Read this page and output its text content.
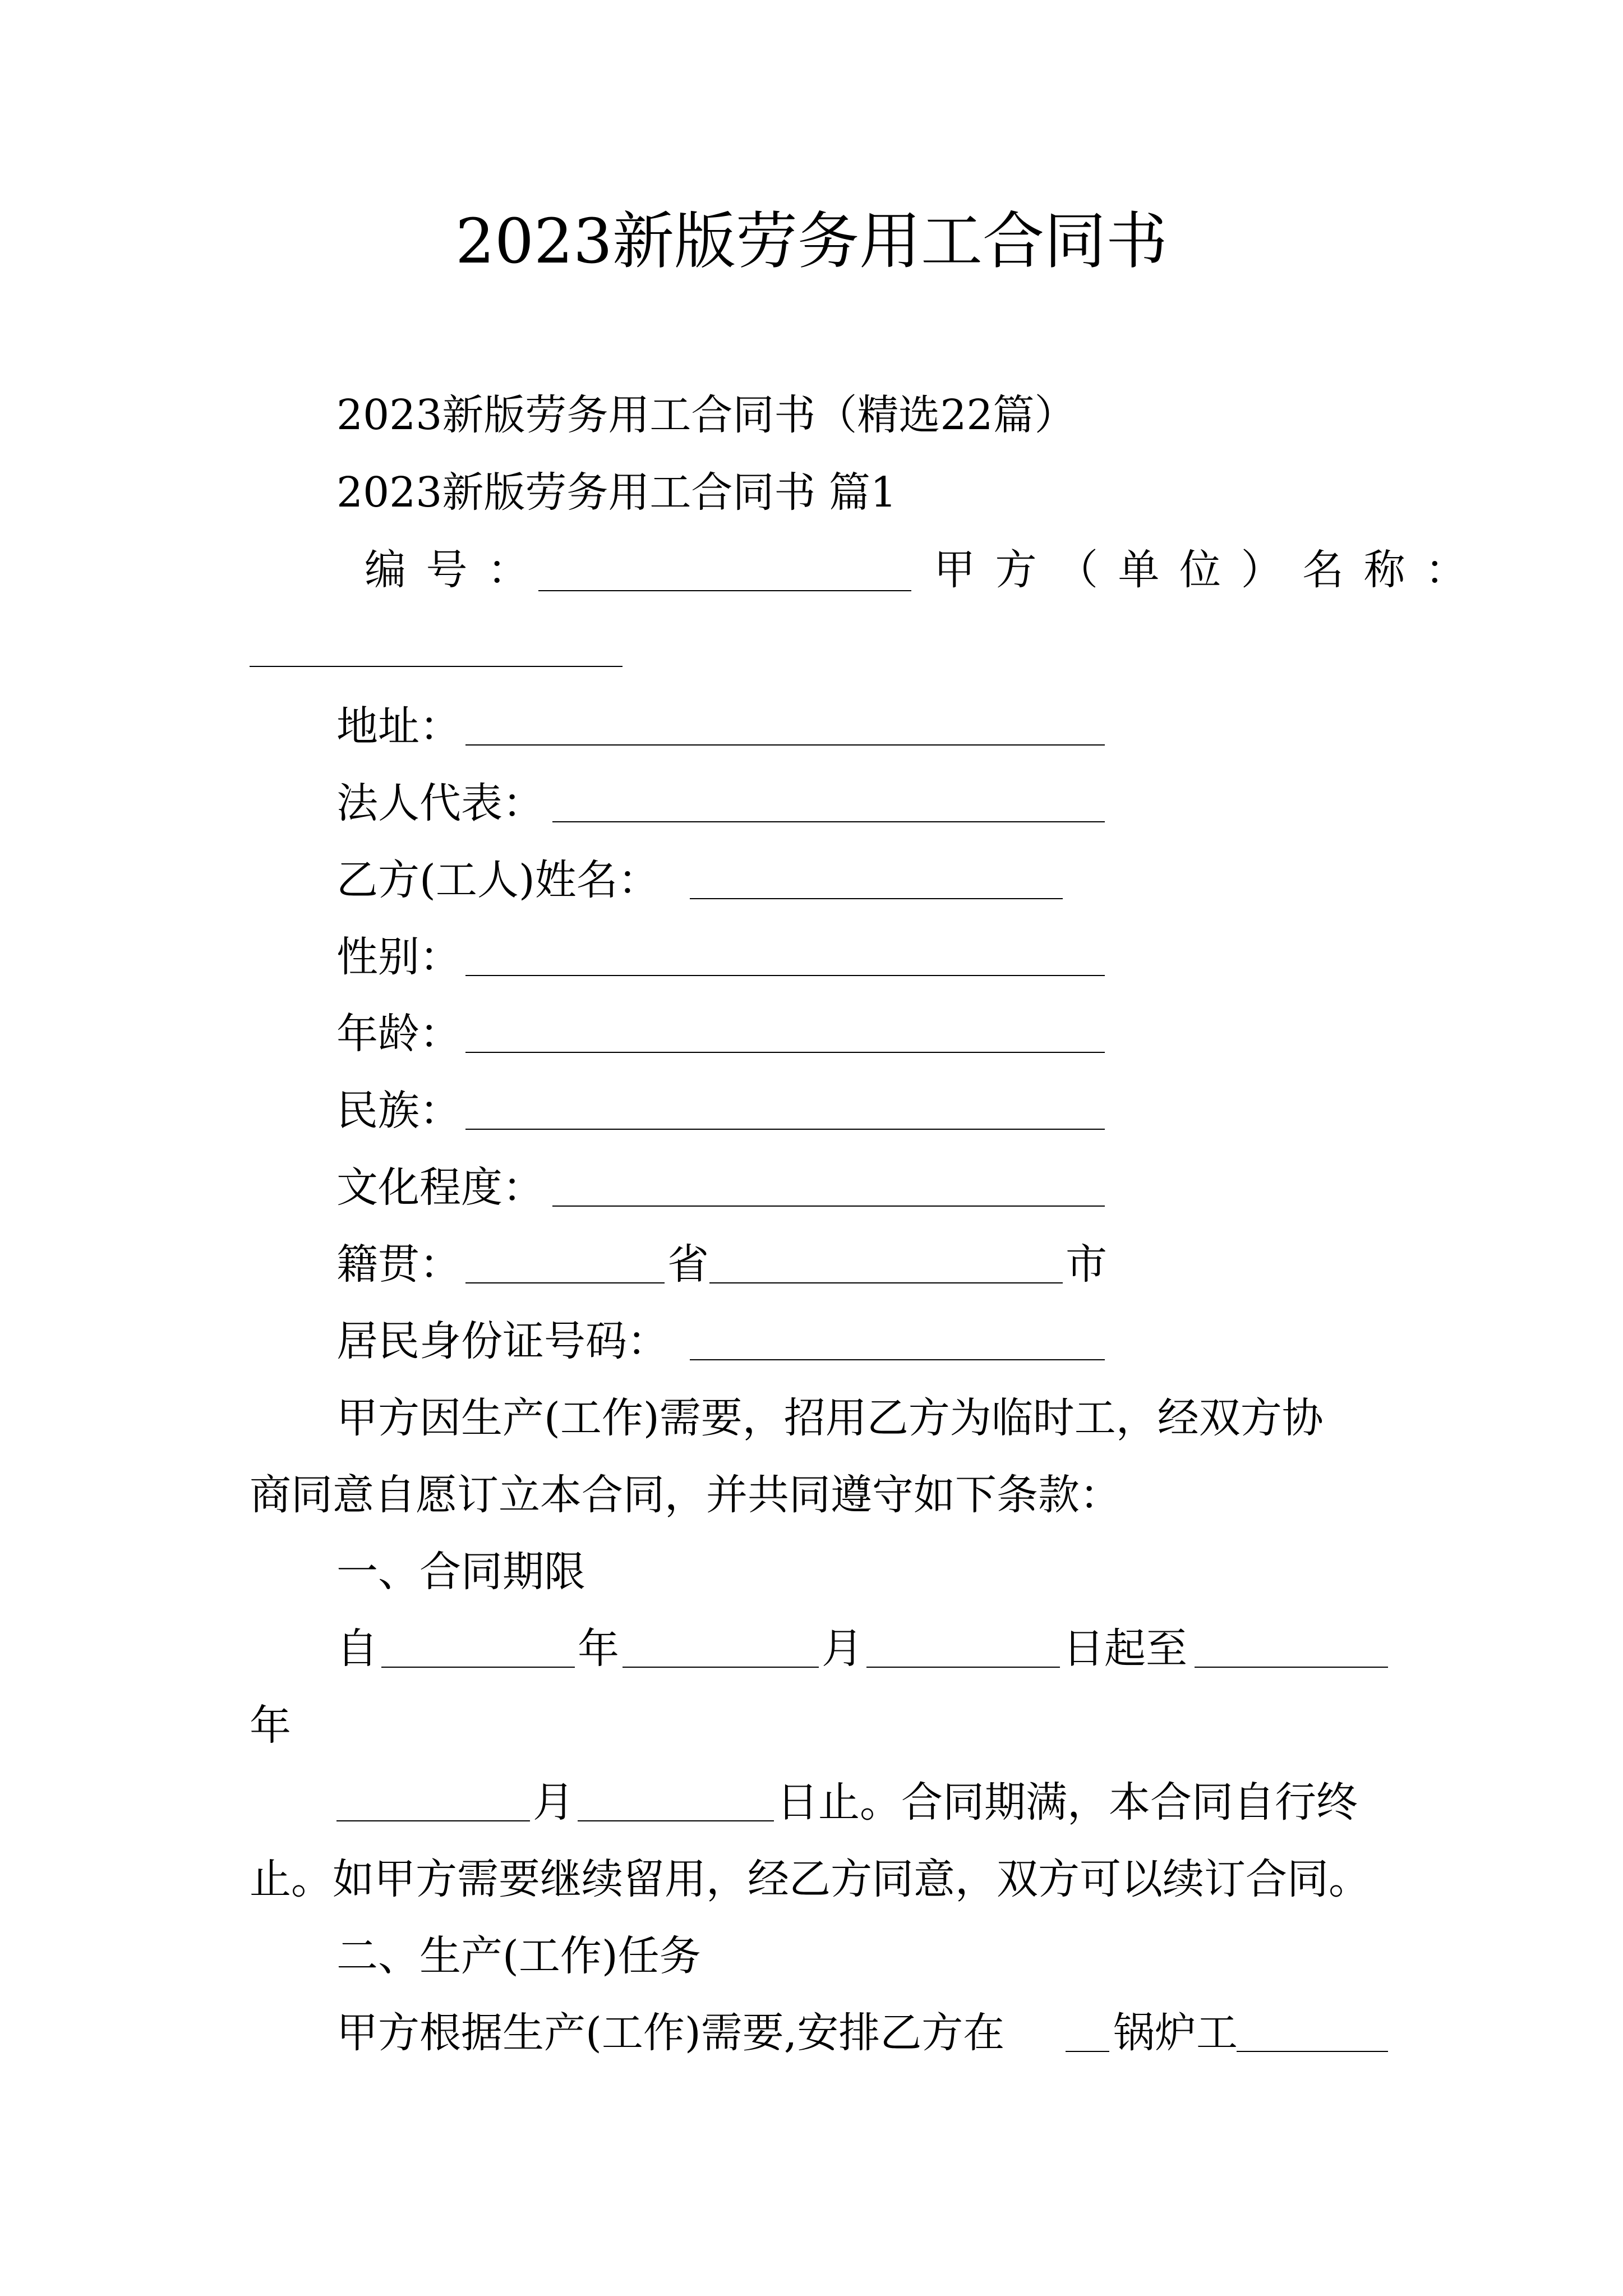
2023新版劳务用工合同书
2023新版劳务用工合同书（精选22篇）
2023新版劳务用工合同书 篇1
编号：	甲方（单位）名称：
地址：
法人代表：
乙方(工人)姓名：
性别：
年龄：
民族：
文化程度：
籍贯：	省	市
居民身份证号码：
甲方因生产(工作)需要，招用乙方为临时工，经双方协
商同意自愿订立本合同，并共同遵守如下条款：
一、合同期限
自	年	月	日起至
年
月	日止。合同期满，本合同自行终
止。如甲方需要继续留用，经乙方同意，双方可以续订合同。
二、生产(工作)任务
甲方根据生产(工作)需要,安排乙方在	锅炉工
+++++
## WORK REQUIRED:
All of the data needs repeating exactly, but the pictures do not.

## EXERCISE RESPONSE:
Read this page and output its text content.
2023新版劳务用工合同书
2023新版劳务用工合同书（精选22篇）
2023新版劳务用工合同书 篇1
编号：	甲方（单位）名称：
地址：
法人代表：
乙方(工人)姓名：
性别：
年龄：
民族：
文化程度：
籍贯：	省	市
居民身份证号码：
甲方因生产(工作)需要，招用乙方为临时工，经双方协
商同意自愿订立本合同，并共同遵守如下条款：
一、合同期限
自	年	月	日起至
年
月	日止。合同期满，本合同自行终
止。如甲方需要继续留用，经乙方同意，双方可以续订合同。
二、生产(工作)任务
甲方根据生产(工作)需要,安排乙方在	锅炉工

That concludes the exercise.